═══ Entries supplied ═══
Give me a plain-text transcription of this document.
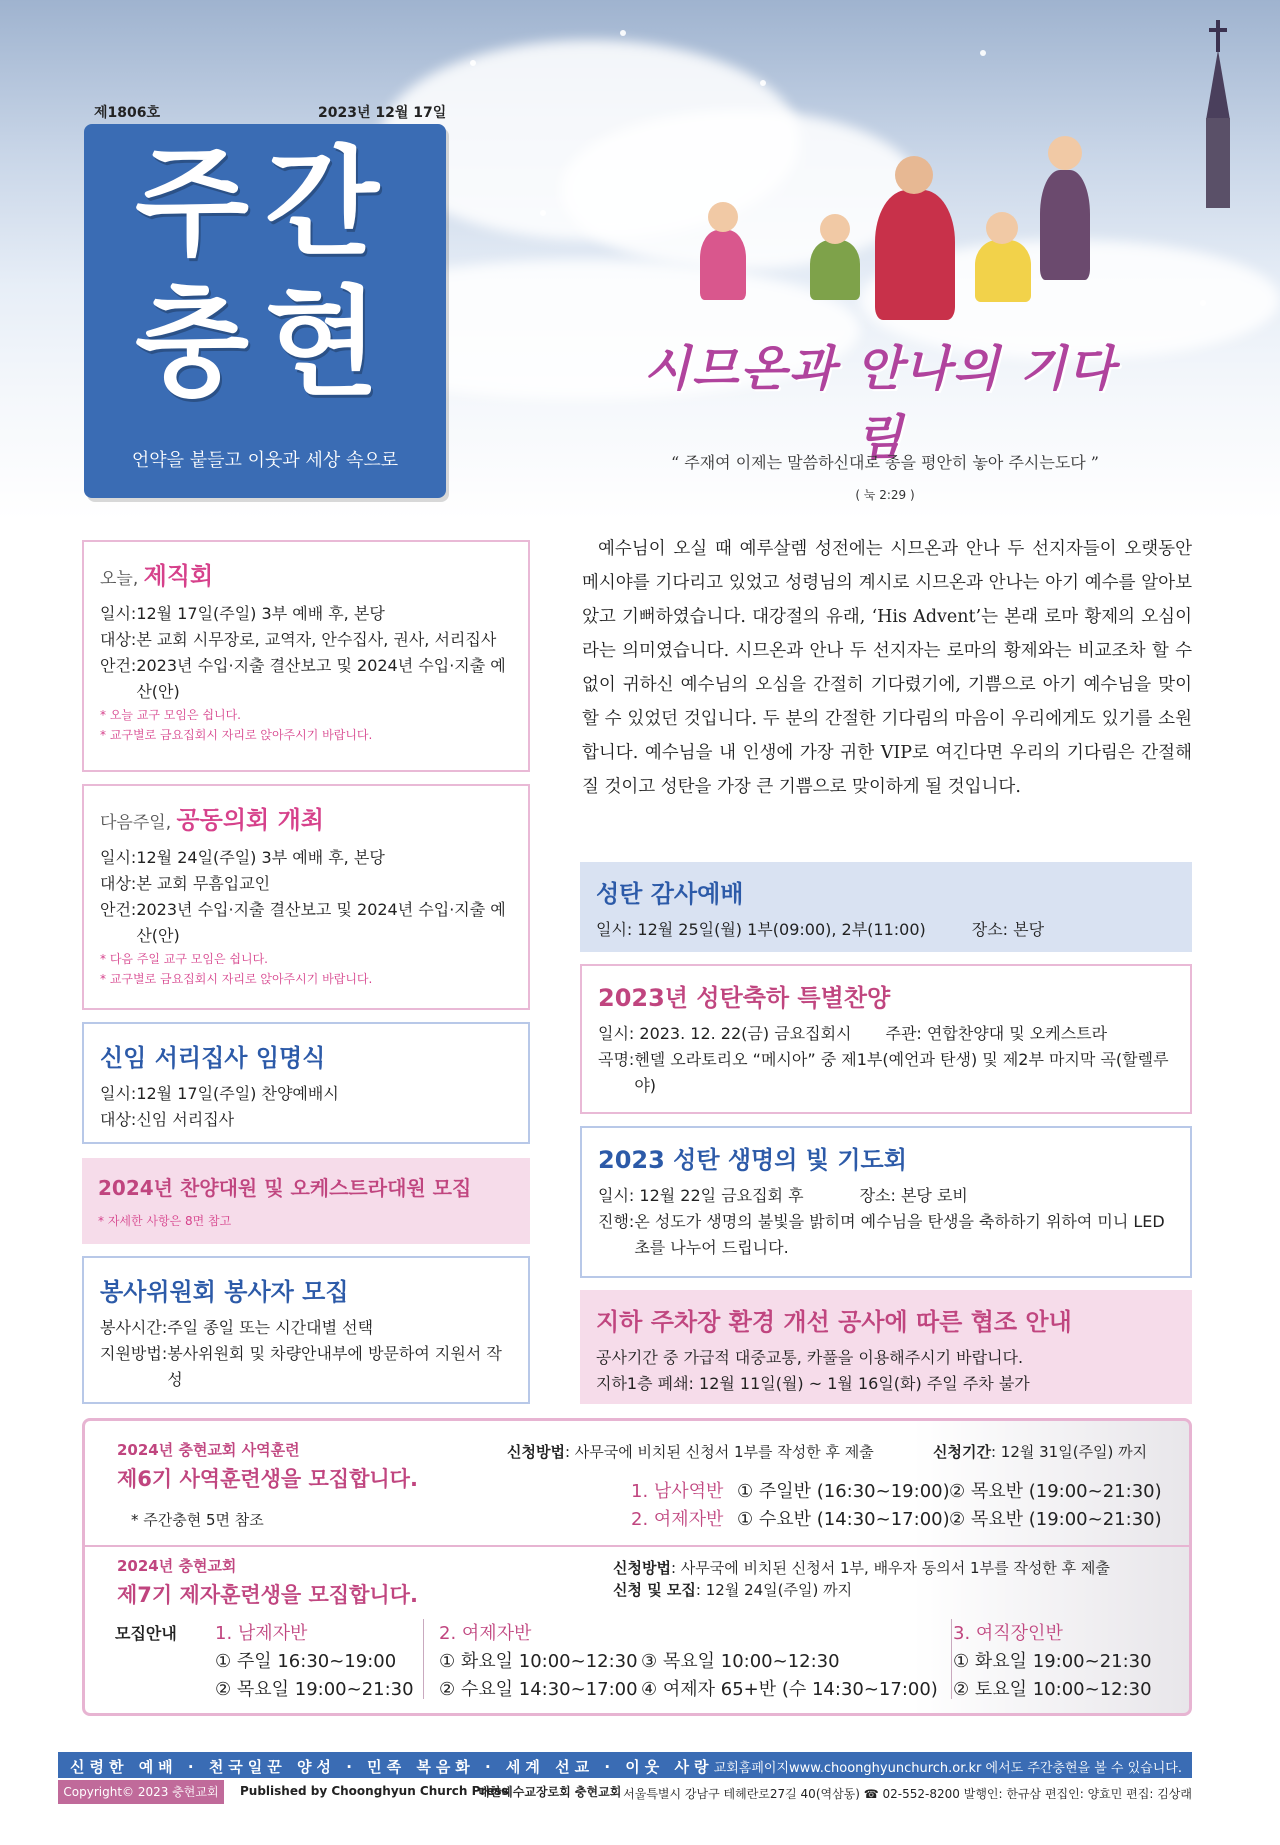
제1806호	2023년 12월 17일
주간
충현
언약을 붙들고 이웃과 세상 속으로
시므온과 안나의 기다림
“ 주재여 이제는 말씀하신대로 종을 평안히 놓아 주시는도다 ”
( 눅 2:29 )
오늘, 제직회
일시: 12월 17일(주일) 3부 예배 후, 본당
대상: 본 교회 시무장로, 교역자, 안수집사, 권사, 서리집사
안건: 2023년 수입·지출 결산보고 및 2024년 수입·지출 예산(안)
* 오늘 교구 모임은 쉽니다.
* 교구별로 금요집회시 자리로 앉아주시기 바랍니다.
다음주일, 공동의회 개최
일시: 12월 24일(주일) 3부 예배 후, 본당
대상: 본 교회 무흠입교인
안건: 2023년 수입·지출 결산보고 및 2024년 수입·지출 예산(안)
* 다음 주일 교구 모임은 쉽니다.
* 교구별로 금요집회시 자리로 앉아주시기 바랍니다.
신임 서리집사 임명식
일시: 12월 17일(주일) 찬양예배시
대상: 신임 서리집사
2024년 찬양대원 및 오케스트라대원 모집
* 자세한 사항은 8면 참고
봉사위원회 봉사자 모집
봉사시간: 주일 종일 또는 시간대별 선택
지원방법: 봉사위원회 및 차량안내부에 방문하여 지원서 작성
예수님이 오실 때 예루살렘 성전에는 시므온과 안나 두 선지자들이 오랫동안 메시야를 기다리고 있었고 성령님의 계시로 시므온과 안나는 아기 예수를 알아보았고 기뻐하였습니다. 대강절의 유래, ‘His Advent’는 본래 로마 황제의 오심이라는 의미였습니다. 시므온과 안나 두 선지자는 로마의 황제와는 비교조차 할 수 없이 귀하신 예수님의 오심을 간절히 기다렸기에, 기쁨으로 아기 예수님을 맞이할 수 있었던 것입니다. 두 분의 간절한 기다림의 마음이 우리에게도 있기를 소원합니다. 예수님을 내 인생에 가장 귀한 VIP로 여긴다면 우리의 기다림은 간절해 질 것이고 성탄을 가장 큰 기쁨으로 맞이하게 될 것입니다.
성탄 감사예배
일시: 12월 25일(월) 1부(09:00), 2부(11:00)	장소: 본당
2023년 성탄축하 특별찬양
일시: 2023. 12. 22(금) 금요집회시 주관: 연합찬양대 및 오케스트라
곡명: 헨델 오라토리오 “메시아” 중 제1부(예언과 탄생) 및 제2부 마지막 곡(할렐루야)
2023 성탄 생명의 빛 기도회
일시: 12월 22일 금요집회 후	장소: 본당 로비
진행: 온 성도가 생명의 불빛을 밝히며 예수님을 탄생을 축하하기 위하여 미니 LED초를 나누어 드립니다.
지하 주차장 환경 개선 공사에 따른 협조 안내
공사기간 중 가급적 대중교통, 카풀을 이용해주시기 바랍니다.
지하1층 폐쇄: 12월 11일(월) ~ 1월 16일(화) 주일 주차 불가
2024년 충현교회 사역훈련
제6기 사역훈련생을 모집합니다.
* 주간충현 5면 참조
신청방법: 사무국에 비치된 신청서 1부를 작성한 후 제출	신청기간: 12월 31일(주일) 까지
1. 남사역반 ① 주일반 (16:30~19:00) ② 목요반 (19:00~21:30)
2. 여제자반 ① 수요반 (14:30~17:00) ② 목요반 (19:00~21:30)
2024년 충현교회
제7기 제자훈련생을 모집합니다.
신청방법: 사무국에 비치된 신청서 1부, 배우자 동의서 1부를 작성한 후 제출
신청 및 모집: 12월 24일(주일) 까지
모집안내 1. 남제자반
① 주일 16:30~19:00
② 목요일 19:00~21:30
2. 여제자반
① 화요일 10:00~12:30
② 수요일 14:30~17:00
③ 목요일 10:00~12:30
④ 여제자 65+반 (수 14:30~17:00)
3. 여직장인반
① 화요일 19:00~21:30
② 토요일 10:00~12:30
신령한 예배 · 천국일꾼 양성 · 민족 복음화 · 세계 선교 · 이웃 사랑 교회홈페이지www.choonghyunchurch.or.kr 에서도 주간충현을 볼 수 있습니다.
Copyright© 2023 충현교회	Published by Choonghyun Church Press
대한예수교장로회 충현교회 서울특별시 강남구 테헤란로27길 40(역삼동) ☎ 02-552-8200 발행인: 한규삼 편집인: 양효민 편집: 김상래
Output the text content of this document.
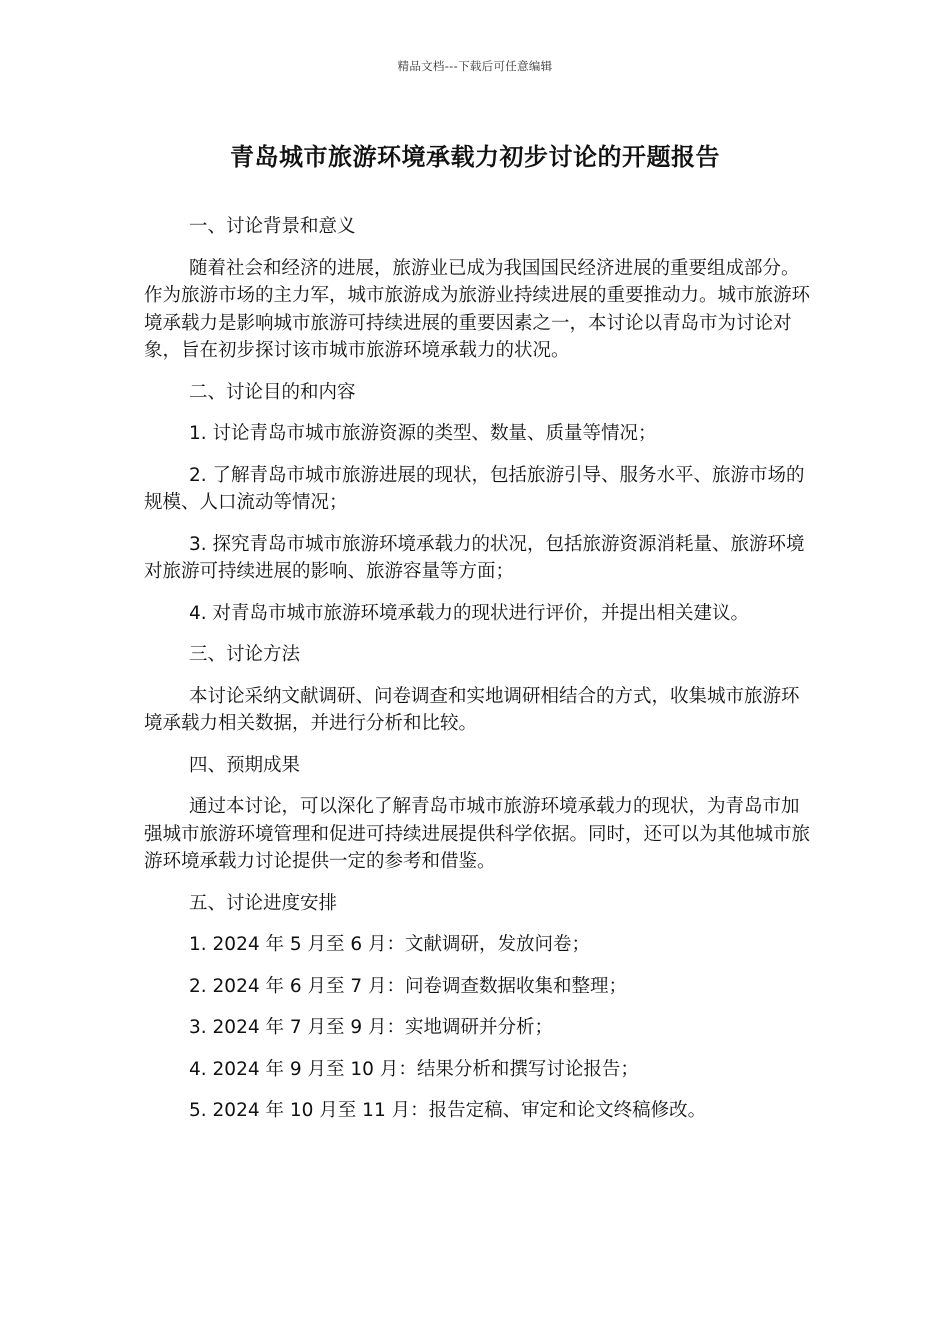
精品文档---下载后可任意编辑
青岛城市旅游环境承载力初步讨论的开题报告

一、讨论背景和意义

随着社会和经济的进展，旅游业已成为我国国民经济进展的重要组成部分。作为旅游市场的主力军，城市旅游成为旅游业持续进展的重要推动力。城市旅游环境承载力是影响城市旅游可持续进展的重要因素之一，本讨论以青岛市为讨论对象，旨在初步探讨该市城市旅游环境承载力的状况。

二、讨论目的和内容

1. 讨论青岛市城市旅游资源的类型、数量、质量等情况；

2. 了解青岛市城市旅游进展的现状，包括旅游引导、服务水平、旅游市场的规模、人口流动等情况；

3. 探究青岛市城市旅游环境承载力的状况，包括旅游资源消耗量、旅游环境对旅游可持续进展的影响、旅游容量等方面；

4. 对青岛市城市旅游环境承载力的现状进行评价，并提出相关建议。

三、讨论方法

本讨论采纳文献调研、问卷调查和实地调研相结合的方式，收集城市旅游环境承载力相关数据，并进行分析和比较。

四、预期成果

通过本讨论，可以深化了解青岛市城市旅游环境承载力的现状，为青岛市加强城市旅游环境管理和促进可持续进展提供科学依据。同时，还可以为其他城市旅游环境承载力讨论提供一定的参考和借鉴。

五、讨论进度安排

1. 2024 年 5 月至 6 月：文献调研，发放问卷；

2. 2024 年 6 月至 7 月：问卷调查数据收集和整理；

3. 2024 年 7 月至 9 月：实地调研并分析；

4. 2024 年 9 月至 10 月：结果分析和撰写讨论报告；

5. 2024 年 10 月至 11 月：报告定稿、审定和论文终稿修改。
═══
_Your task:_
Reproduce the data above in full, exactly as it is, with the pictures left out.

_Correct response:_
Give me a plain-text transcription of this document.
제1806호	2023년 12월 17일
주간
충현
언약을 붙들고 이웃과 세상 속으로
시므온과 안나의 기다림
“ 주재여 이제는 말씀하신대로 종을 평안히 놓아 주시는도다 ”
( 눅 2:29 )
오늘, 제직회
일시: 12월 17일(주일) 3부 예배 후, 본당
대상: 본 교회 시무장로, 교역자, 안수집사, 권사, 서리집사
안건: 2023년 수입·지출 결산보고 및 2024년 수입·지출 예산(안)
* 오늘 교구 모임은 쉽니다.
* 교구별로 금요집회시 자리로 앉아주시기 바랍니다.
다음주일, 공동의회 개최
일시: 12월 24일(주일) 3부 예배 후, 본당
대상: 본 교회 무흠입교인
안건: 2023년 수입·지출 결산보고 및 2024년 수입·지출 예산(안)
* 다음 주일 교구 모임은 쉽니다.
* 교구별로 금요집회시 자리로 앉아주시기 바랍니다.
신임 서리집사 임명식
일시: 12월 17일(주일) 찬양예배시
대상: 신임 서리집사
2024년 찬양대원 및 오케스트라대원 모집
* 자세한 사항은 8면 참고
봉사위원회 봉사자 모집
봉사시간: 주일 종일 또는 시간대별 선택
지원방법: 봉사위원회 및 차량안내부에 방문하여 지원서 작성
예수님이 오실 때 예루살렘 성전에는 시므온과 안나 두 선지자들이 오랫동안 메시야를 기다리고 있었고 성령님의 계시로 시므온과 안나는 아기 예수를 알아보았고 기뻐하였습니다. 대강절의 유래, ‘His Advent’는 본래 로마 황제의 오심이라는 의미였습니다. 시므온과 안나 두 선지자는 로마의 황제와는 비교조차 할 수 없이 귀하신 예수님의 오심을 간절히 기다렸기에, 기쁨으로 아기 예수님을 맞이할 수 있었던 것입니다. 두 분의 간절한 기다림의 마음이 우리에게도 있기를 소원합니다. 예수님을 내 인생에 가장 귀한 VIP로 여긴다면 우리의 기다림은 간절해 질 것이고 성탄을 가장 큰 기쁨으로 맞이하게 될 것입니다.
성탄 감사예배
일시: 12월 25일(월) 1부(09:00), 2부(11:00)	장소: 본당
2023년 성탄축하 특별찬양
일시: 2023. 12. 22(금) 금요집회시 주관: 연합찬양대 및 오케스트라
곡명: 헨델 오라토리오 “메시아” 중 제1부(예언과 탄생) 및 제2부 마지막 곡(할렐루야)
2023 성탄 생명의 빛 기도회
일시: 12월 22일 금요집회 후	장소: 본당 로비
진행: 온 성도가 생명의 불빛을 밝히며 예수님을 탄생을 축하하기 위하여 미니 LED초를 나누어 드립니다.
지하 주차장 환경 개선 공사에 따른 협조 안내
공사기간 중 가급적 대중교통, 카풀을 이용해주시기 바랍니다.
지하1층 폐쇄: 12월 11일(월) ~ 1월 16일(화) 주일 주차 불가
2024년 충현교회 사역훈련
제6기 사역훈련생을 모집합니다.
* 주간충현 5면 참조
신청방법: 사무국에 비치된 신청서 1부를 작성한 후 제출	신청기간: 12월 31일(주일) 까지
1. 남사역반 ① 주일반 (16:30~19:00) ② 목요반 (19:00~21:30)
2. 여제자반 ① 수요반 (14:30~17:00) ② 목요반 (19:00~21:30)
2024년 충현교회
제7기 제자훈련생을 모집합니다.
신청방법: 사무국에 비치된 신청서 1부, 배우자 동의서 1부를 작성한 후 제출
신청 및 모집: 12월 24일(주일) 까지
모집안내 1. 남제자반
① 주일 16:30~19:00
② 목요일 19:00~21:30
2. 여제자반
① 화요일 10:00~12:30
② 수요일 14:30~17:00
③ 목요일 10:00~12:30
④ 여제자 65+반 (수 14:30~17:00)
3. 여직장인반
① 화요일 19:00~21:30
② 토요일 10:00~12:30
신령한 예배 · 천국일꾼 양성 · 민족 복음화 · 세계 선교 · 이웃 사랑 교회홈페이지www.choonghyunchurch.or.kr 에서도 주간충현을 볼 수 있습니다.
Copyright© 2023 충현교회	Published by Choonghyun Church Press
대한예수교장로회 충현교회 서울특별시 강남구 테헤란로27길 40(역삼동) ☎ 02-552-8200 발행인: 한규삼 편집인: 양효민 편집: 김상래
Output the text content of this document.
精品文档---下载后可任意编辑
青岛城市旅游环境承载力初步讨论的开题报告

一、讨论背景和意义

随着社会和经济的进展，旅游业已成为我国国民经济进展的重要组成部分。作为旅游市场的主力军，城市旅游成为旅游业持续进展的重要推动力。城市旅游环境承载力是影响城市旅游可持续进展的重要因素之一，本讨论以青岛市为讨论对象，旨在初步探讨该市城市旅游环境承载力的状况。

二、讨论目的和内容

1. 讨论青岛市城市旅游资源的类型、数量、质量等情况；

2. 了解青岛市城市旅游进展的现状，包括旅游引导、服务水平、旅游市场的规模、人口流动等情况；

3. 探究青岛市城市旅游环境承载力的状况，包括旅游资源消耗量、旅游环境对旅游可持续进展的影响、旅游容量等方面；

4. 对青岛市城市旅游环境承载力的现状进行评价，并提出相关建议。

三、讨论方法

本讨论采纳文献调研、问卷调查和实地调研相结合的方式，收集城市旅游环境承载力相关数据，并进行分析和比较。

四、预期成果

通过本讨论，可以深化了解青岛市城市旅游环境承载力的现状，为青岛市加强城市旅游环境管理和促进可持续进展提供科学依据。同时，还可以为其他城市旅游环境承载力讨论提供一定的参考和借鉴。

五、讨论进度安排

1. 2024 年 5 月至 6 月：文献调研，发放问卷；

2. 2024 年 6 月至 7 月：问卷调查数据收集和整理；

3. 2024 年 7 月至 9 月：实地调研并分析；

4. 2024 年 9 月至 10 月：结果分析和撰写讨论报告；

5. 2024 年 10 月至 11 月：报告定稿、审定和论文终稿修改。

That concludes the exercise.